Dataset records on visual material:
* Begin *

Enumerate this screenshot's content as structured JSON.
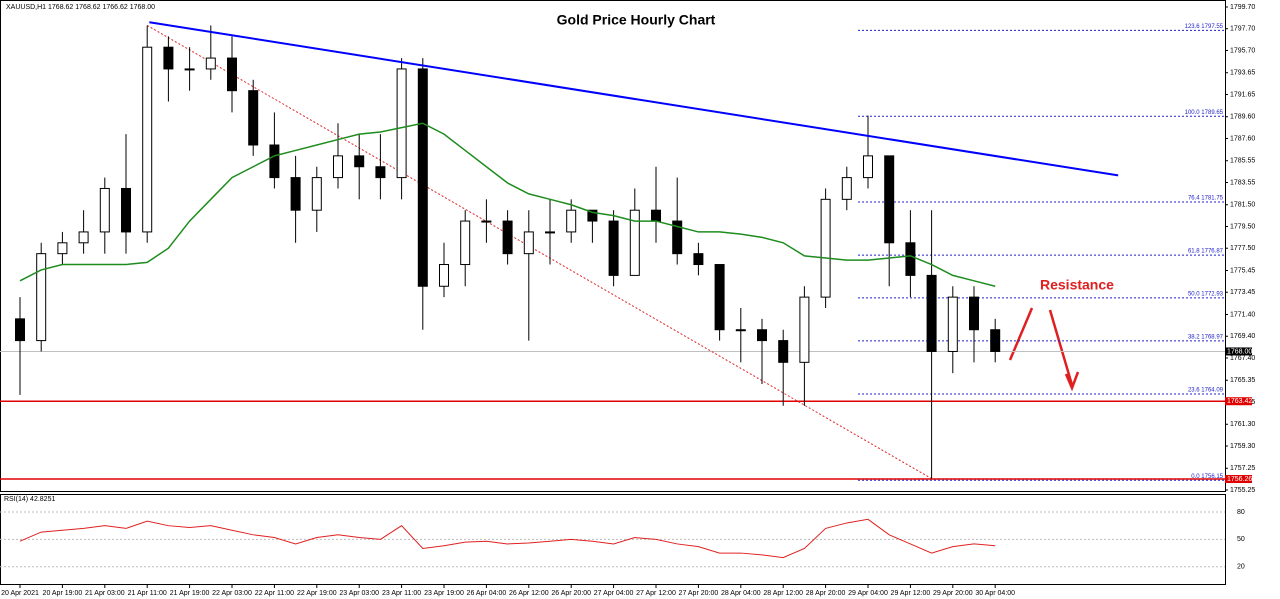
{
  "chart_data": [
    {
      "type": "candlestick",
      "title": "Gold Price Hourly Chart",
      "symbol_info": "XAUUSD,H1 1768.62 1768.62 1766.62 1768.00",
      "annotation": "Resistance",
      "categories": [
        "20 Apr 2021",
        null,
        "20 Apr 19:00",
        null,
        "21 Apr 03:00",
        null,
        "21 Apr 11:00",
        null,
        "21 Apr 19:00",
        null,
        "22 Apr 03:00",
        null,
        "22 Apr 11:00",
        null,
        "22 Apr 19:00",
        null,
        "23 Apr 03:00",
        null,
        "23 Apr 11:00",
        null,
        "23 Apr 19:00",
        null,
        "26 Apr 04:00",
        null,
        "26 Apr 12:00",
        null,
        "26 Apr 20:00",
        null,
        "27 Apr 04:00",
        null,
        "27 Apr 12:00",
        null,
        "27 Apr 20:00",
        null,
        "28 Apr 04:00",
        null,
        "28 Apr 12:00",
        null,
        "28 Apr 20:00",
        null,
        "29 Apr 04:00",
        null,
        "29 Apr 12:00",
        null,
        "29 Apr 20:00",
        null,
        "30 Apr 04:00"
      ],
      "open": [
        1771,
        1769,
        1777,
        1778,
        1779,
        1783,
        1779,
        1796,
        1794,
        1794,
        1795,
        1792,
        1787,
        1784,
        1781,
        1784,
        1786,
        1785,
        1784,
        1794,
        1774,
        1776,
        1780,
        1780,
        1777,
        1779,
        1779,
        1781,
        1780,
        1775,
        1781,
        1780,
        1777,
        1776,
        1770,
        1770,
        1769,
        1767,
        1773,
        1782,
        1784,
        1786,
        1778,
        1775,
        1768,
        1773,
        1770
      ],
      "high": [
        1773,
        1778,
        1779,
        1781,
        1784,
        1788,
        1798,
        1797,
        1796,
        1798,
        1797,
        1793,
        1790,
        1786,
        1785,
        1789,
        1788,
        1788,
        1795,
        1795,
        1778,
        1781,
        1782,
        1781,
        1781,
        1782,
        1782,
        1781,
        1781,
        1783,
        1785,
        1784,
        1778,
        1776,
        1772,
        1771,
        1770,
        1774,
        1783,
        1785,
        1789.7,
        1786,
        1781,
        1781,
        1774,
        1774,
        1771
      ],
      "low": [
        1764,
        1768,
        1776,
        1777,
        1777,
        1777,
        1778,
        1791,
        1792,
        1793,
        1790,
        1786,
        1783,
        1778,
        1779,
        1783,
        1782,
        1782,
        1782,
        1770,
        1773,
        1774,
        1778,
        1776,
        1769,
        1776,
        1778,
        1778,
        1774,
        1775,
        1778,
        1776,
        1775,
        1769,
        1767,
        1765,
        1763,
        1763,
        1772,
        1781,
        1783,
        1774,
        1773,
        1756.3,
        1766,
        1767,
        1767
      ],
      "close": [
        1769,
        1777,
        1778,
        1779,
        1783,
        1779,
        1796,
        1794,
        1794,
        1795,
        1792,
        1787,
        1784,
        1781,
        1784,
        1786,
        1785,
        1784,
        1794,
        1774,
        1776,
        1780,
        1780,
        1777,
        1779,
        1779,
        1781,
        1780,
        1775,
        1781,
        1780,
        1777,
        1776,
        1770,
        1770,
        1769,
        1767,
        1773,
        1782,
        1784,
        1786,
        1778,
        1775,
        1768,
        1773,
        1770,
        1768
      ],
      "ma": {
        "color": "#1e8c1e",
        "values": [
          1774.5,
          1775.5,
          1776,
          1776,
          1776,
          1776,
          1776.2,
          1777.5,
          1780,
          1782,
          1784,
          1785,
          1786,
          1786.5,
          1787,
          1787.5,
          1788,
          1788.2,
          1788.6,
          1789,
          1788,
          1786.5,
          1785,
          1783.5,
          1782.5,
          1782,
          1781.5,
          1780.8,
          1780.5,
          1780,
          1780,
          1779.5,
          1779,
          1779,
          1778.8,
          1778.5,
          1778,
          1776.8,
          1776.6,
          1776.4,
          1776.4,
          1776.6,
          1776.8,
          1776,
          1775,
          1774.5,
          1774
        ]
      },
      "trendline": {
        "color": "#0000ff",
        "start": [
          6.1,
          1798.3
        ],
        "end": [
          51.8,
          1784.2
        ]
      },
      "fib_levels": [
        {
          "value": 1797.55,
          "label": "123.6 1797.55"
        },
        {
          "value": 1789.65,
          "label": "100.0 1789.65"
        },
        {
          "value": 1781.75,
          "label": "76.4 1781.75"
        },
        {
          "value": 1776.87,
          "label": "61.8 1776.87"
        },
        {
          "value": 1772.93,
          "label": "50.0 1772.93"
        },
        {
          "value": 1768.97,
          "label": "38.2 1768.97"
        },
        {
          "value": 1764.09,
          "label": "23.6 1764.09"
        },
        {
          "value": 1756.15,
          "label": "0.0 1756.15"
        }
      ],
      "fib_color": "#2222cc",
      "price_lines": [
        {
          "value": 1763.42,
          "color": "#e00000"
        },
        {
          "value": 1756.26,
          "color": "#e00000"
        }
      ],
      "current_price": {
        "value": 1768,
        "label": "1768.00"
      },
      "ylim": [
        1755.25,
        1799.7
      ],
      "yticks": [
        {
          "value": 1799.7,
          "label": "1799.70"
        },
        {
          "value": 1797.7,
          "label": "1797.70"
        },
        {
          "value": 1795.7,
          "label": "1795.70"
        },
        {
          "value": 1793.65,
          "label": "1793.65"
        },
        {
          "value": 1791.65,
          "label": "1791.65"
        },
        {
          "value": 1789.6,
          "label": "1789.60"
        },
        {
          "value": 1787.6,
          "label": "1787.60"
        },
        {
          "value": 1785.55,
          "label": "1785.55"
        },
        {
          "value": 1783.55,
          "label": "1783.55"
        },
        {
          "value": 1781.5,
          "label": "1781.50"
        },
        {
          "value": 1779.5,
          "label": "1779.50"
        },
        {
          "value": 1777.5,
          "label": "1777.50"
        },
        {
          "value": 1775.45,
          "label": "1775.45"
        },
        {
          "value": 1773.45,
          "label": "1773.45"
        },
        {
          "value": 1771.4,
          "label": "1771.40"
        },
        {
          "value": 1769.4,
          "label": "1769.40"
        },
        {
          "value": 1767.4,
          "label": "1767.40"
        },
        {
          "value": 1765.35,
          "label": "1765.35"
        },
        {
          "value": 1763.35,
          "label": "1763.35"
        },
        {
          "value": 1761.3,
          "label": "1761.30"
        },
        {
          "value": 1759.3,
          "label": "1759.30"
        },
        {
          "value": 1757.25,
          "label": "1757.25"
        },
        {
          "value": 1755.25,
          "label": "1755.25"
        }
      ]
    },
    {
      "type": "line",
      "label": "RSI(14) 42.8251",
      "color": "#e02020",
      "values": [
        48,
        58,
        60,
        62,
        65,
        62,
        70,
        65,
        63,
        65,
        60,
        55,
        52,
        45,
        52,
        55,
        52,
        50,
        65,
        40,
        43,
        47,
        48,
        45,
        46,
        48,
        50,
        48,
        45,
        52,
        50,
        45,
        42,
        35,
        35,
        33,
        30,
        40,
        62,
        68,
        72,
        55,
        45,
        35,
        42,
        45,
        43
      ],
      "ylim": [
        0,
        100
      ],
      "yticks": [
        80,
        50,
        20
      ]
    }
  ]
}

* End *

__Aim__
Go through the listing above and write it out again exactly, dropping the pictures.

__Output of the task__
Enumerate this screenshot's content as structured JSON.
{
  "chart_data": [
    {
      "type": "candlestick",
      "title": "Gold Price Hourly Chart",
      "symbol_info": "XAUUSD,H1 1768.62 1768.62 1766.62 1768.00",
      "annotation": "Resistance",
      "categories": [
        "20 Apr 2021",
        null,
        "20 Apr 19:00",
        null,
        "21 Apr 03:00",
        null,
        "21 Apr 11:00",
        null,
        "21 Apr 19:00",
        null,
        "22 Apr 03:00",
        null,
        "22 Apr 11:00",
        null,
        "22 Apr 19:00",
        null,
        "23 Apr 03:00",
        null,
        "23 Apr 11:00",
        null,
        "23 Apr 19:00",
        null,
        "26 Apr 04:00",
        null,
        "26 Apr 12:00",
        null,
        "26 Apr 20:00",
        null,
        "27 Apr 04:00",
        null,
        "27 Apr 12:00",
        null,
        "27 Apr 20:00",
        null,
        "28 Apr 04:00",
        null,
        "28 Apr 12:00",
        null,
        "28 Apr 20:00",
        null,
        "29 Apr 04:00",
        null,
        "29 Apr 12:00",
        null,
        "29 Apr 20:00",
        null,
        "30 Apr 04:00"
      ],
      "open": [
        1771,
        1769,
        1777,
        1778,
        1779,
        1783,
        1779,
        1796,
        1794,
        1794,
        1795,
        1792,
        1787,
        1784,
        1781,
        1784,
        1786,
        1785,
        1784,
        1794,
        1774,
        1776,
        1780,
        1780,
        1777,
        1779,
        1779,
        1781,
        1780,
        1775,
        1781,
        1780,
        1777,
        1776,
        1770,
        1770,
        1769,
        1767,
        1773,
        1782,
        1784,
        1786,
        1778,
        1775,
        1768,
        1773,
        1770
      ],
      "high": [
        1773,
        1778,
        1779,
        1781,
        1784,
        1788,
        1798,
        1797,
        1796,
        1798,
        1797,
        1793,
        1790,
        1786,
        1785,
        1789,
        1788,
        1788,
        1795,
        1795,
        1778,
        1781,
        1782,
        1781,
        1781,
        1782,
        1782,
        1781,
        1781,
        1783,
        1785,
        1784,
        1778,
        1776,
        1772,
        1771,
        1770,
        1774,
        1783,
        1785,
        1789.7,
        1786,
        1781,
        1781,
        1774,
        1774,
        1771
      ],
      "low": [
        1764,
        1768,
        1776,
        1777,
        1777,
        1777,
        1778,
        1791,
        1792,
        1793,
        1790,
        1786,
        1783,
        1778,
        1779,
        1783,
        1782,
        1782,
        1782,
        1770,
        1773,
        1774,
        1778,
        1776,
        1769,
        1776,
        1778,
        1778,
        1774,
        1775,
        1778,
        1776,
        1775,
        1769,
        1767,
        1765,
        1763,
        1763,
        1772,
        1781,
        1783,
        1774,
        1773,
        1756.3,
        1766,
        1767,
        1767
      ],
      "close": [
        1769,
        1777,
        1778,
        1779,
        1783,
        1779,
        1796,
        1794,
        1794,
        1795,
        1792,
        1787,
        1784,
        1781,
        1784,
        1786,
        1785,
        1784,
        1794,
        1774,
        1776,
        1780,
        1780,
        1777,
        1779,
        1779,
        1781,
        1780,
        1775,
        1781,
        1780,
        1777,
        1776,
        1770,
        1770,
        1769,
        1767,
        1773,
        1782,
        1784,
        1786,
        1778,
        1775,
        1768,
        1773,
        1770,
        1768
      ],
      "ma": {
        "color": "#1e8c1e",
        "values": [
          1774.5,
          1775.5,
          1776,
          1776,
          1776,
          1776,
          1776.2,
          1777.5,
          1780,
          1782,
          1784,
          1785,
          1786,
          1786.5,
          1787,
          1787.5,
          1788,
          1788.2,
          1788.6,
          1789,
          1788,
          1786.5,
          1785,
          1783.5,
          1782.5,
          1782,
          1781.5,
          1780.8,
          1780.5,
          1780,
          1780,
          1779.5,
          1779,
          1779,
          1778.8,
          1778.5,
          1778,
          1776.8,
          1776.6,
          1776.4,
          1776.4,
          1776.6,
          1776.8,
          1776,
          1775,
          1774.5,
          1774
        ]
      },
      "trendline": {
        "color": "#0000ff",
        "start": [
          6.1,
          1798.3
        ],
        "end": [
          51.8,
          1784.2
        ]
      },
      "fib_levels": [
        {
          "value": 1797.55,
          "label": "123.6 1797.55"
        },
        {
          "value": 1789.65,
          "label": "100.0 1789.65"
        },
        {
          "value": 1781.75,
          "label": "76.4 1781.75"
        },
        {
          "value": 1776.87,
          "label": "61.8 1776.87"
        },
        {
          "value": 1772.93,
          "label": "50.0 1772.93"
        },
        {
          "value": 1768.97,
          "label": "38.2 1768.97"
        },
        {
          "value": 1764.09,
          "label": "23.6 1764.09"
        },
        {
          "value": 1756.15,
          "label": "0.0 1756.15"
        }
      ],
      "fib_color": "#2222cc",
      "price_lines": [
        {
          "value": 1763.42,
          "color": "#e00000"
        },
        {
          "value": 1756.26,
          "color": "#e00000"
        }
      ],
      "current_price": {
        "value": 1768,
        "label": "1768.00"
      },
      "ylim": [
        1755.25,
        1799.7
      ],
      "yticks": [
        {
          "value": 1799.7,
          "label": "1799.70"
        },
        {
          "value": 1797.7,
          "label": "1797.70"
        },
        {
          "value": 1795.7,
          "label": "1795.70"
        },
        {
          "value": 1793.65,
          "label": "1793.65"
        },
        {
          "value": 1791.65,
          "label": "1791.65"
        },
        {
          "value": 1789.6,
          "label": "1789.60"
        },
        {
          "value": 1787.6,
          "label": "1787.60"
        },
        {
          "value": 1785.55,
          "label": "1785.55"
        },
        {
          "value": 1783.55,
          "label": "1783.55"
        },
        {
          "value": 1781.5,
          "label": "1781.50"
        },
        {
          "value": 1779.5,
          "label": "1779.50"
        },
        {
          "value": 1777.5,
          "label": "1777.50"
        },
        {
          "value": 1775.45,
          "label": "1775.45"
        },
        {
          "value": 1773.45,
          "label": "1773.45"
        },
        {
          "value": 1771.4,
          "label": "1771.40"
        },
        {
          "value": 1769.4,
          "label": "1769.40"
        },
        {
          "value": 1767.4,
          "label": "1767.40"
        },
        {
          "value": 1765.35,
          "label": "1765.35"
        },
        {
          "value": 1763.35,
          "label": "1763.35"
        },
        {
          "value": 1761.3,
          "label": "1761.30"
        },
        {
          "value": 1759.3,
          "label": "1759.30"
        },
        {
          "value": 1757.25,
          "label": "1757.25"
        },
        {
          "value": 1755.25,
          "label": "1755.25"
        }
      ]
    },
    {
      "type": "line",
      "label": "RSI(14) 42.8251",
      "color": "#e02020",
      "values": [
        48,
        58,
        60,
        62,
        65,
        62,
        70,
        65,
        63,
        65,
        60,
        55,
        52,
        45,
        52,
        55,
        52,
        50,
        65,
        40,
        43,
        47,
        48,
        45,
        46,
        48,
        50,
        48,
        45,
        52,
        50,
        45,
        42,
        35,
        35,
        33,
        30,
        40,
        62,
        68,
        72,
        55,
        45,
        35,
        42,
        45,
        43
      ],
      "ylim": [
        0,
        100
      ],
      "yticks": [
        80,
        50,
        20
      ]
    }
  ]
}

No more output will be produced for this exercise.